#### Exercise instructions
Copy each line exactly. Drop every picture.

#### Given records
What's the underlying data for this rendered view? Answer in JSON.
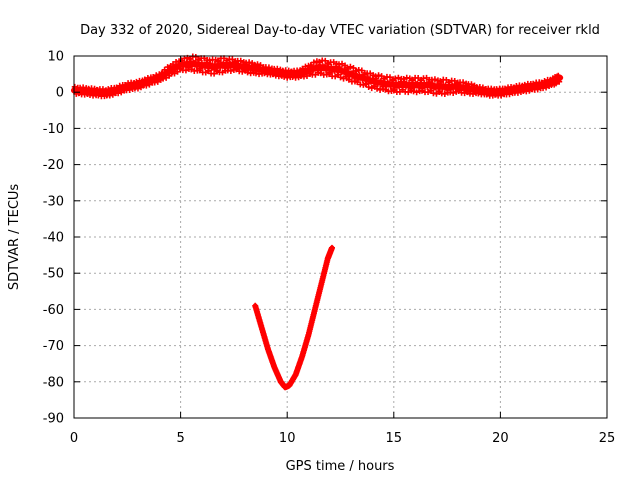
{
  "chart_data": {
    "type": "scatter",
    "title": "Day 332 of 2020, Sidereal Day-to-day VTEC variation (SDTVAR) for receiver rkld",
    "xlabel": "GPS time / hours",
    "ylabel": "SDTVAR / TECUs",
    "xlim": [
      0,
      25
    ],
    "ylim": [
      -90,
      10
    ],
    "xticks": [
      0,
      5,
      10,
      15,
      20,
      25
    ],
    "yticks": [
      10,
      0,
      -10,
      -20,
      -30,
      -40,
      -50,
      -60,
      -70,
      -80,
      -90
    ],
    "grid": true,
    "legend": "none",
    "series": [
      {
        "name": "SDTVAR main",
        "color": "#ff0000",
        "x": [
          0,
          0.5,
          1,
          1.5,
          2,
          2.5,
          3,
          3.5,
          4,
          4.5,
          5,
          5.5,
          6,
          6.5,
          7,
          7.5,
          8,
          8.5,
          9,
          9.5,
          10,
          10.5,
          11,
          11.5,
          12,
          12.5,
          13,
          13.5,
          14,
          14.5,
          15,
          15.5,
          16,
          16.5,
          17,
          17.5,
          18,
          18.5,
          19,
          19.5,
          20,
          20.5,
          21,
          21.5,
          22,
          22.5,
          22.8
        ],
        "y": [
          0.5,
          0.3,
          0,
          -0.2,
          0.5,
          1.5,
          2,
          3,
          4,
          6,
          7.5,
          8,
          7.5,
          7,
          7.5,
          7.5,
          7,
          6.5,
          6,
          5.5,
          5,
          5,
          6,
          7,
          6.5,
          6,
          5,
          4,
          3,
          2.5,
          2,
          2,
          2,
          2,
          1.5,
          1.5,
          1.5,
          1,
          0.5,
          0,
          0,
          0.5,
          1,
          1.5,
          2,
          3,
          4
        ],
        "spread": [
          1,
          1,
          1,
          1,
          1,
          1,
          1,
          1,
          1,
          1.5,
          1.5,
          2,
          2,
          2,
          2,
          1.5,
          1.5,
          1.5,
          1,
          1,
          1,
          1,
          1.5,
          2,
          2,
          2,
          2,
          2,
          2,
          2,
          2,
          2,
          2,
          2,
          2,
          2,
          1.5,
          1.5,
          1,
          1,
          1,
          1,
          1,
          1,
          1,
          1,
          1
        ]
      },
      {
        "name": "SDTVAR dip",
        "color": "#ff0000",
        "x": [
          8.5,
          8.8,
          9.1,
          9.4,
          9.7,
          9.9,
          10.1,
          10.4,
          10.7,
          11.0,
          11.3,
          11.6,
          11.9,
          12.1
        ],
        "y": [
          -59,
          -65,
          -71,
          -76,
          -80,
          -81.5,
          -81,
          -78,
          -73,
          -67,
          -60,
          -53,
          -46,
          -43
        ]
      }
    ]
  }
}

#### Task solution
What's the underlying data for this rendered view? Answer in JSON.
{
  "chart_data": {
    "type": "scatter",
    "title": "Day 332 of 2020, Sidereal Day-to-day VTEC variation (SDTVAR) for receiver rkld",
    "xlabel": "GPS time / hours",
    "ylabel": "SDTVAR / TECUs",
    "xlim": [
      0,
      25
    ],
    "ylim": [
      -90,
      10
    ],
    "xticks": [
      0,
      5,
      10,
      15,
      20,
      25
    ],
    "yticks": [
      10,
      0,
      -10,
      -20,
      -30,
      -40,
      -50,
      -60,
      -70,
      -80,
      -90
    ],
    "grid": true,
    "legend": "none",
    "series": [
      {
        "name": "SDTVAR main",
        "color": "#ff0000",
        "x": [
          0,
          0.5,
          1,
          1.5,
          2,
          2.5,
          3,
          3.5,
          4,
          4.5,
          5,
          5.5,
          6,
          6.5,
          7,
          7.5,
          8,
          8.5,
          9,
          9.5,
          10,
          10.5,
          11,
          11.5,
          12,
          12.5,
          13,
          13.5,
          14,
          14.5,
          15,
          15.5,
          16,
          16.5,
          17,
          17.5,
          18,
          18.5,
          19,
          19.5,
          20,
          20.5,
          21,
          21.5,
          22,
          22.5,
          22.8
        ],
        "y": [
          0.5,
          0.3,
          0,
          -0.2,
          0.5,
          1.5,
          2,
          3,
          4,
          6,
          7.5,
          8,
          7.5,
          7,
          7.5,
          7.5,
          7,
          6.5,
          6,
          5.5,
          5,
          5,
          6,
          7,
          6.5,
          6,
          5,
          4,
          3,
          2.5,
          2,
          2,
          2,
          2,
          1.5,
          1.5,
          1.5,
          1,
          0.5,
          0,
          0,
          0.5,
          1,
          1.5,
          2,
          3,
          4
        ],
        "spread": [
          1,
          1,
          1,
          1,
          1,
          1,
          1,
          1,
          1,
          1.5,
          1.5,
          2,
          2,
          2,
          2,
          1.5,
          1.5,
          1.5,
          1,
          1,
          1,
          1,
          1.5,
          2,
          2,
          2,
          2,
          2,
          2,
          2,
          2,
          2,
          2,
          2,
          2,
          2,
          1.5,
          1.5,
          1,
          1,
          1,
          1,
          1,
          1,
          1,
          1,
          1
        ]
      },
      {
        "name": "SDTVAR dip",
        "color": "#ff0000",
        "x": [
          8.5,
          8.8,
          9.1,
          9.4,
          9.7,
          9.9,
          10.1,
          10.4,
          10.7,
          11.0,
          11.3,
          11.6,
          11.9,
          12.1
        ],
        "y": [
          -59,
          -65,
          -71,
          -76,
          -80,
          -81.5,
          -81,
          -78,
          -73,
          -67,
          -60,
          -53,
          -46,
          -43
        ]
      }
    ]
  }
}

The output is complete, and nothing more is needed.